Exercise aim
Give back the full listing verbatim, apart from its images.

Record set
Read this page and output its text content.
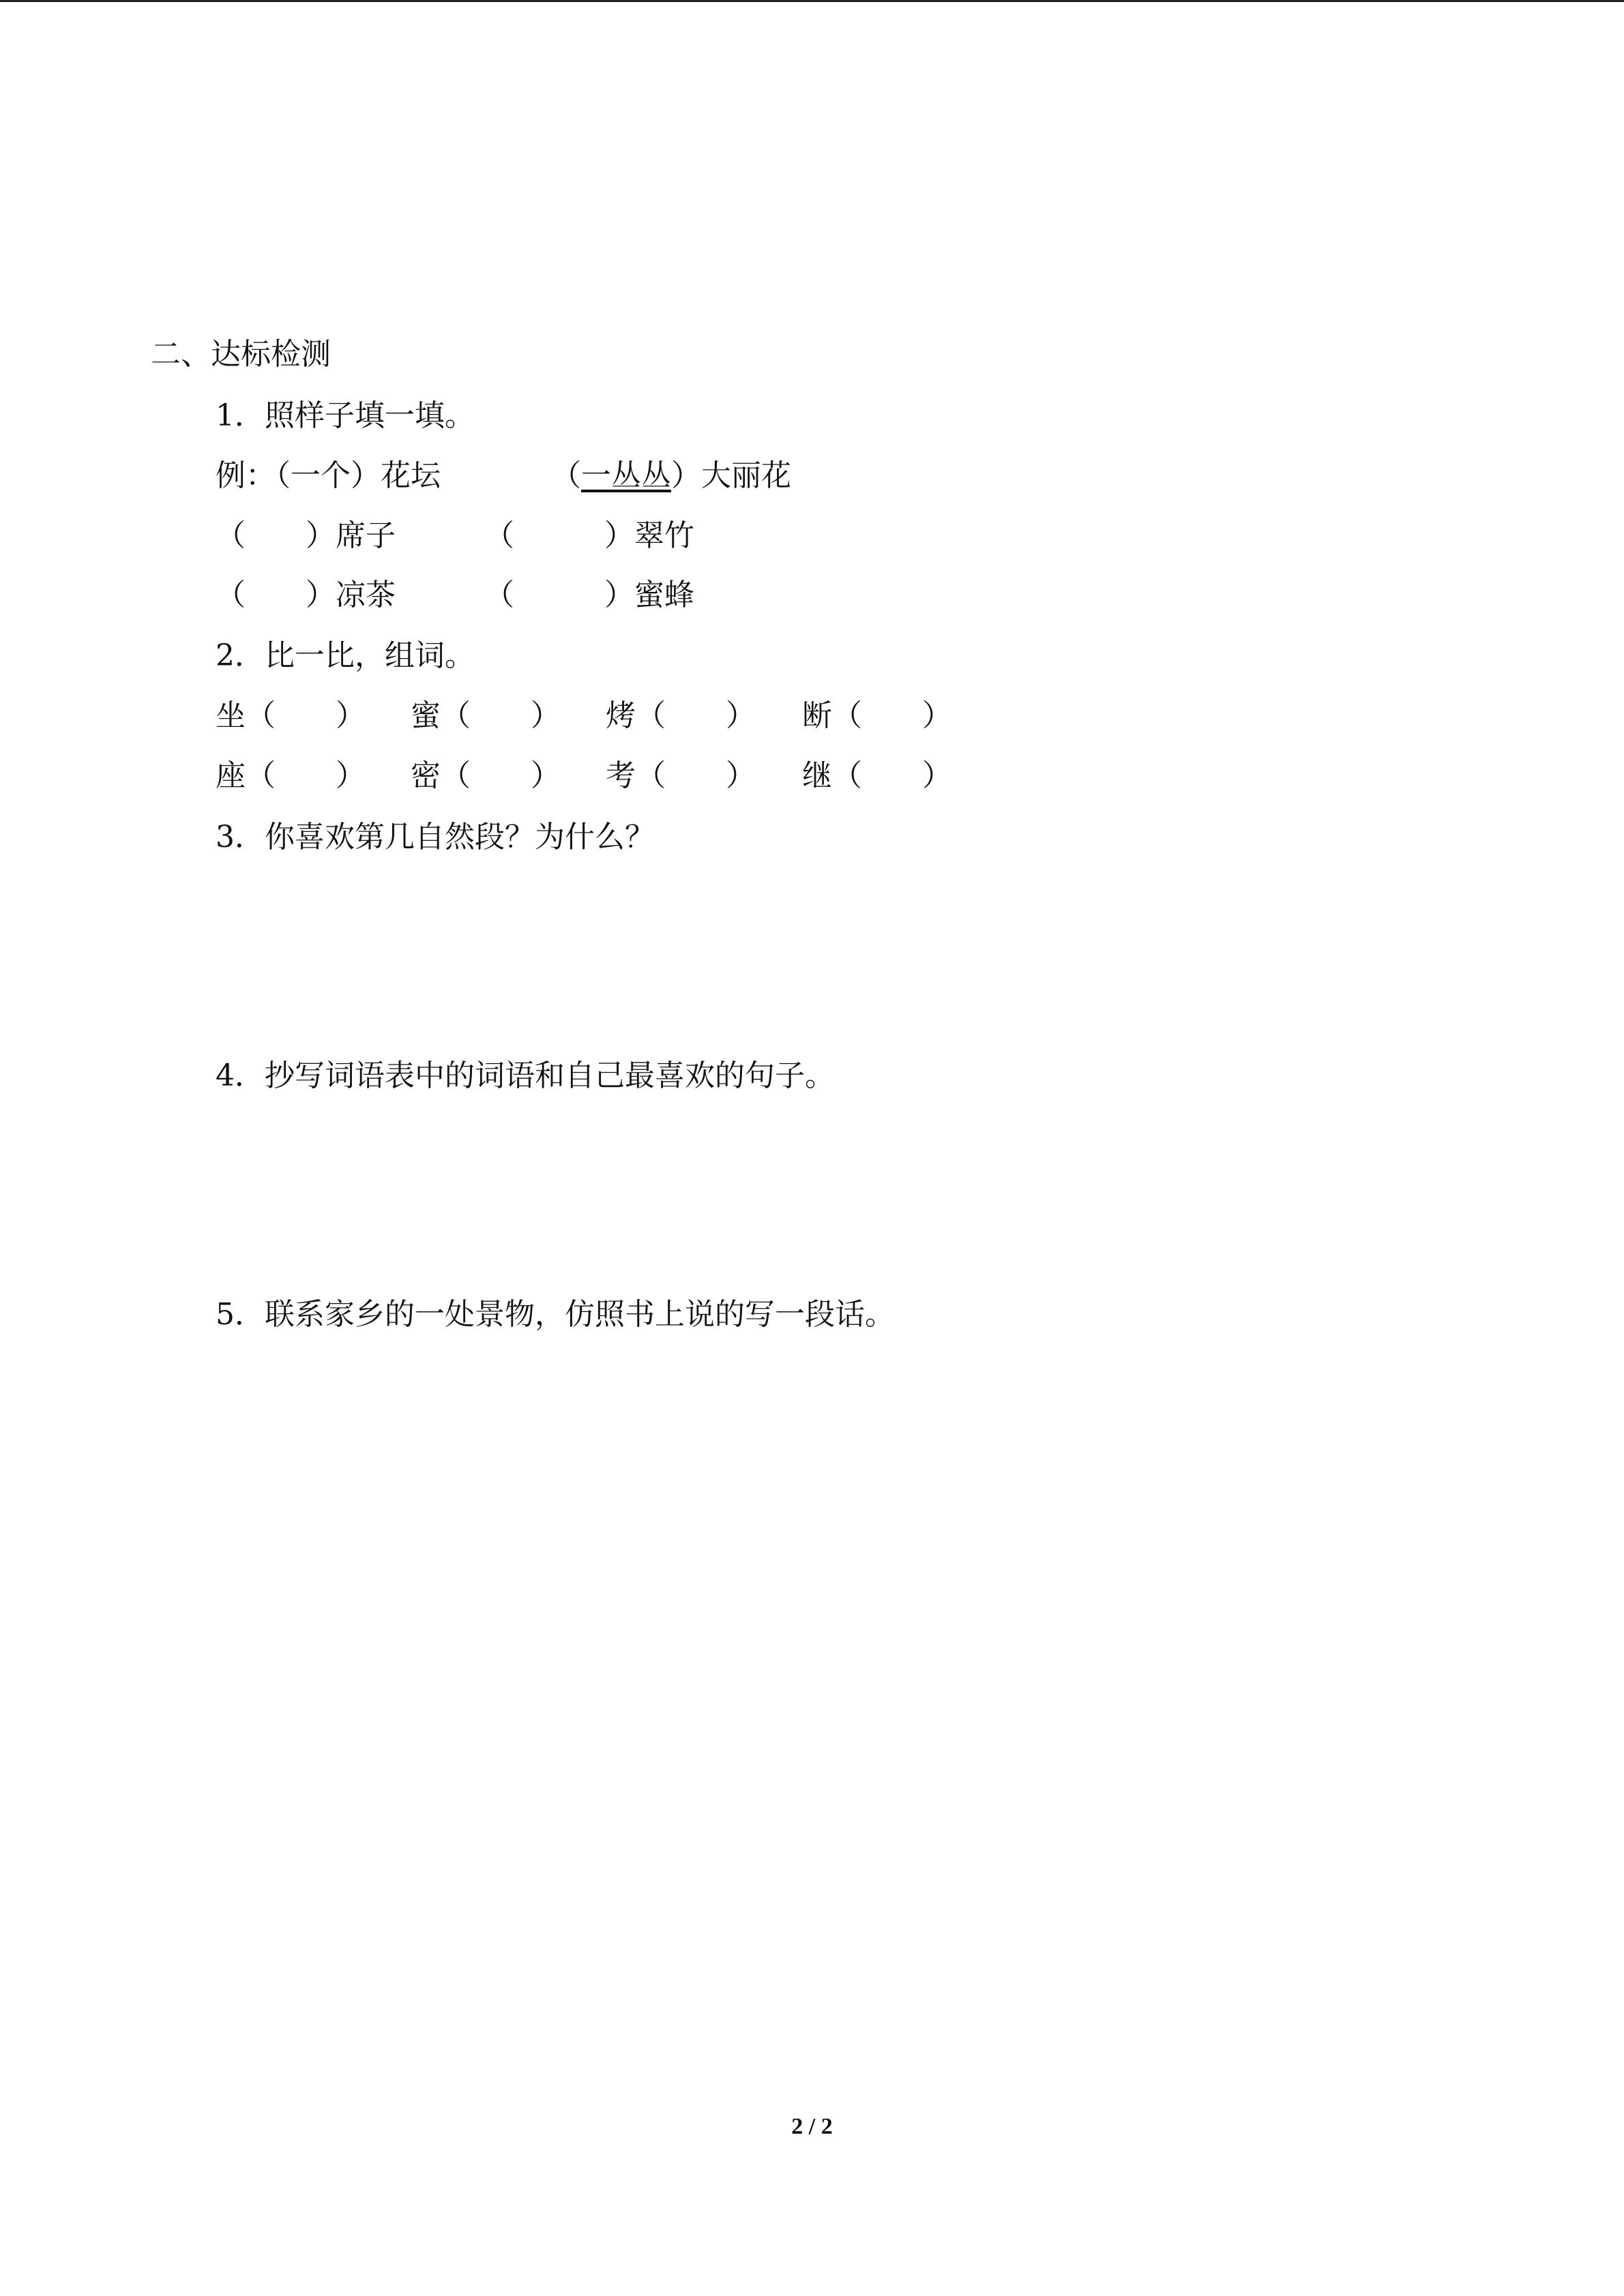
二、达标检测
1．照样子填一填。
例：（一个）花坛	（一丛丛）大丽花
（　　）席子	（　　　）翠竹
（　　）凉茶	（　　　）蜜蜂
2．比一比，组词。
坐（　　） 蜜（　　） 烤（　　） 断（　　）
座（　　） 密（　　） 考（　　） 继（　　）
3．你喜欢第几自然段？为什么？
4．抄写词语表中的词语和自己最喜欢的句子。
5．联系家乡的一处景物，仿照书上说的写一段话。
2 / 2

Result of this task
Read this page and output its text content.
二、达标检测
1．照样子填一填。
例：（一个）花坛	（一丛丛）大丽花
（　　）席子	（　　　）翠竹
（　　）凉茶	（　　　）蜜蜂
2．比一比，组词。
坐（　　） 蜜（　　） 烤（　　） 断（　　）
座（　　） 密（　　） 考（　　） 继（　　）
3．你喜欢第几自然段？为什么？
4．抄写词语表中的词语和自己最喜欢的句子。
5．联系家乡的一处景物，仿照书上说的写一段话。
2 / 2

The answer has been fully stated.